Work to do: What is the number of lines in these entries that include "from"? Write that number and no other text.
-- -- --
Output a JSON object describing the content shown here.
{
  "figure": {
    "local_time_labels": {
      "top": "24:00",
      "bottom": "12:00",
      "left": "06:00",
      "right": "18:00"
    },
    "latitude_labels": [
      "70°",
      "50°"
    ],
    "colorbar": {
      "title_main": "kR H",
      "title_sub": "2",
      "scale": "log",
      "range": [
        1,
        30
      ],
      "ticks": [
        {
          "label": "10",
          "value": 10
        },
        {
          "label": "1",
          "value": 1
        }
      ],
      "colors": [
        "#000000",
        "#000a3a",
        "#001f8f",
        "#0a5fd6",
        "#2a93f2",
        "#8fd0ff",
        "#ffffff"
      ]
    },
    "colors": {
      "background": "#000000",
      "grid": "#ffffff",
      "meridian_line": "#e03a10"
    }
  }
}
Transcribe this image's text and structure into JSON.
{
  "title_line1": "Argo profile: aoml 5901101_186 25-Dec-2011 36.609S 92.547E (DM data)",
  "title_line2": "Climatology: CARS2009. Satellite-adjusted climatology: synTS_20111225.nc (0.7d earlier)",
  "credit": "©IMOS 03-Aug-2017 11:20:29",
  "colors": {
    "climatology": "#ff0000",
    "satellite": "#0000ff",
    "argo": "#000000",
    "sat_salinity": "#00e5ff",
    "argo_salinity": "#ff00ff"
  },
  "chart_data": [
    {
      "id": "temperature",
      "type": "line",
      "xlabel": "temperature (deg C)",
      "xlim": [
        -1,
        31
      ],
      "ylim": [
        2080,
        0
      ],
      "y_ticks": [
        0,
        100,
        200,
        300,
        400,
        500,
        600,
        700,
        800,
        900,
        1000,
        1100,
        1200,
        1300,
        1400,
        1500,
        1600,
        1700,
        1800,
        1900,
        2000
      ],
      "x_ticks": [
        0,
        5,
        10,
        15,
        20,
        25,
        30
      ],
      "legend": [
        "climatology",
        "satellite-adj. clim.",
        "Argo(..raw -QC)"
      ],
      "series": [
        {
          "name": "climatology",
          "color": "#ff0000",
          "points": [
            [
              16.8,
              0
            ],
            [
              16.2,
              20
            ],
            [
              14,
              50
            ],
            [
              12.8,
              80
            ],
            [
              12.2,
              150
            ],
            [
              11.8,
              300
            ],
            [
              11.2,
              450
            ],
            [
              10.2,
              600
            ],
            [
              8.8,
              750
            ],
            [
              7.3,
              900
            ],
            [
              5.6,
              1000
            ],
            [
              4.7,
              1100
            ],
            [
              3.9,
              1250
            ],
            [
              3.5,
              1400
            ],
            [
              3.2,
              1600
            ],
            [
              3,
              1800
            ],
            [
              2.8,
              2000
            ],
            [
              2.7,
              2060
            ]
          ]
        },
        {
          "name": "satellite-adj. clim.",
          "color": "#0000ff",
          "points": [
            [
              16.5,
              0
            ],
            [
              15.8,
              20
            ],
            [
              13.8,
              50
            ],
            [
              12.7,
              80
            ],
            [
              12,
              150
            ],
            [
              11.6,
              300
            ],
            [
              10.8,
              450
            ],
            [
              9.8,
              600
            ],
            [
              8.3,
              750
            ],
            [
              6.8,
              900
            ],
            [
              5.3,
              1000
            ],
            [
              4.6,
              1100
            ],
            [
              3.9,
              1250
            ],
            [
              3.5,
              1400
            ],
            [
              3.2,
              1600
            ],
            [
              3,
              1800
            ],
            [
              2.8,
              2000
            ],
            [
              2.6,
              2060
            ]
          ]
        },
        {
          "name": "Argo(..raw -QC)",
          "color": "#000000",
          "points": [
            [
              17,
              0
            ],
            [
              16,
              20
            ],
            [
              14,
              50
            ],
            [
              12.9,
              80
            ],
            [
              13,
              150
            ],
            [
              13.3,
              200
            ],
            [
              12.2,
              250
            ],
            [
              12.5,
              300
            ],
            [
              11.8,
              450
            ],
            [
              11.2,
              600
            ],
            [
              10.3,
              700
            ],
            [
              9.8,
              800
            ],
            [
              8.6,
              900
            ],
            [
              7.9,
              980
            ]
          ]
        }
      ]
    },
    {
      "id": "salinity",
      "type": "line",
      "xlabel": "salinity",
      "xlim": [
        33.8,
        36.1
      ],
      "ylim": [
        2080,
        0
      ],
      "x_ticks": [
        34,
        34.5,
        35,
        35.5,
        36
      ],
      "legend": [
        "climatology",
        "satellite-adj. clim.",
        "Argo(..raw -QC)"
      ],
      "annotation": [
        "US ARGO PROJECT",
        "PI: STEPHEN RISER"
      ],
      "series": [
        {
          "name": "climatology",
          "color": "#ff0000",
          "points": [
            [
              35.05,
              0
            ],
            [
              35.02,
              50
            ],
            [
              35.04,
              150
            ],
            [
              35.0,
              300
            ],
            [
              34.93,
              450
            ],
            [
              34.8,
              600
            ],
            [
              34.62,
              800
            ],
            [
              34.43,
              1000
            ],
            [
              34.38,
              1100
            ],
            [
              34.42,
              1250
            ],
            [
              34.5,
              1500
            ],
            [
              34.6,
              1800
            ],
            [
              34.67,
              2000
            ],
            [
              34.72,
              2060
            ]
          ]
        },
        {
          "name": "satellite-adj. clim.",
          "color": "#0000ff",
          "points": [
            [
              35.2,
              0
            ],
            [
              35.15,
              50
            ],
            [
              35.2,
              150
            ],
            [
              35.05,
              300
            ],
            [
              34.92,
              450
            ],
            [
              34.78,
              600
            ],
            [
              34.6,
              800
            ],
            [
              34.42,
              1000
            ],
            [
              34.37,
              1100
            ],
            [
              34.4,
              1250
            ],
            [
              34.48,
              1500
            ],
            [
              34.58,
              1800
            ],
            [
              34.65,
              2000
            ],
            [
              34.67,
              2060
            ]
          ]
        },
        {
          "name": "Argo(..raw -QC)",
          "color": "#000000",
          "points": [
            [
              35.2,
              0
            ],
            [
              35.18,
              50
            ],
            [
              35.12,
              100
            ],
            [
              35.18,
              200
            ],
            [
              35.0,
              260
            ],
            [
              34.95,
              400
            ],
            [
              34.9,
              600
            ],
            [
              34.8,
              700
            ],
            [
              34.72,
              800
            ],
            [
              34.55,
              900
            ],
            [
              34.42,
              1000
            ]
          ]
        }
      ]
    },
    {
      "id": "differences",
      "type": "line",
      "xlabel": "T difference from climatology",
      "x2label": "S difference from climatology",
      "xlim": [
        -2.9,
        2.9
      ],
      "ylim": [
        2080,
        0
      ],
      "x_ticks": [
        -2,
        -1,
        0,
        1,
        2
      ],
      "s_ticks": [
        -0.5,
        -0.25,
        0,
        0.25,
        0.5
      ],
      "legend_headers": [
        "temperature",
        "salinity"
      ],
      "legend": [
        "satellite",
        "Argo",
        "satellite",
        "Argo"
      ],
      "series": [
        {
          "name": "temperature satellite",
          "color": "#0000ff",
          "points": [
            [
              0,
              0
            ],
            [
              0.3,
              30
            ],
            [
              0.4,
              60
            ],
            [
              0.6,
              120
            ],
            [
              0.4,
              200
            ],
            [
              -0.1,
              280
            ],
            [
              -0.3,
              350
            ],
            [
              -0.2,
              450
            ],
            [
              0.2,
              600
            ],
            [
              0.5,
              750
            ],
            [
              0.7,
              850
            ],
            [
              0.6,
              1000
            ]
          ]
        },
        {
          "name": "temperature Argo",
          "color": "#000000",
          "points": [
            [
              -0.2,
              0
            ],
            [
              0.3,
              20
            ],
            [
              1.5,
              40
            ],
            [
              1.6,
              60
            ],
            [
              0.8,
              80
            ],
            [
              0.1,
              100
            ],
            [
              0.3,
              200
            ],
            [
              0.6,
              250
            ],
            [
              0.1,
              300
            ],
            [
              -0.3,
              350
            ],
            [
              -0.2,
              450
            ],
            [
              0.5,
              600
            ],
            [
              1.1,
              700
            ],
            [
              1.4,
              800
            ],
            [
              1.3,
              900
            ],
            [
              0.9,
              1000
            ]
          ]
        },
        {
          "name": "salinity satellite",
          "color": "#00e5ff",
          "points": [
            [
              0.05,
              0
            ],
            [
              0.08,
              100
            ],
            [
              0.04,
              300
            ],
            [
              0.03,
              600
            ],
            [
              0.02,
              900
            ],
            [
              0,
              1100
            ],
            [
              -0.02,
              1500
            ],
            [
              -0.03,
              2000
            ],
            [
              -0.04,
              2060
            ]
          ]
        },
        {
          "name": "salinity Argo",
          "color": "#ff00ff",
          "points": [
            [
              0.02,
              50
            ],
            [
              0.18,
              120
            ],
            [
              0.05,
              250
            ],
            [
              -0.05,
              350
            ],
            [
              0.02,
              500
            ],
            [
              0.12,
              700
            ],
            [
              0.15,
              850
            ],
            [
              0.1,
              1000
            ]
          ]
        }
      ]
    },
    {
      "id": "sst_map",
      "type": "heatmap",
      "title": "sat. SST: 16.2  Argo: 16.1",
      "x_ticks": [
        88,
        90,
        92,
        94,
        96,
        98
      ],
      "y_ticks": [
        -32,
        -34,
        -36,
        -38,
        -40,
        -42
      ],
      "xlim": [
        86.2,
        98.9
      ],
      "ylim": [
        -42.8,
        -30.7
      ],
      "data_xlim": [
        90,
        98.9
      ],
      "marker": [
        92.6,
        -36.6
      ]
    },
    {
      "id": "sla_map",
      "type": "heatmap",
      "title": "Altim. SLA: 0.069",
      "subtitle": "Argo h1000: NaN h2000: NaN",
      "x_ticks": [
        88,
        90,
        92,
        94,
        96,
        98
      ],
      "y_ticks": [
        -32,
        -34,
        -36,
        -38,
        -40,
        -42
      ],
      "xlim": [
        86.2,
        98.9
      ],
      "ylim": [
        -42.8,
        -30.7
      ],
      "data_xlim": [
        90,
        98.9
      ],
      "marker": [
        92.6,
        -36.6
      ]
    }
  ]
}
-- -- --
Exercise answer: 2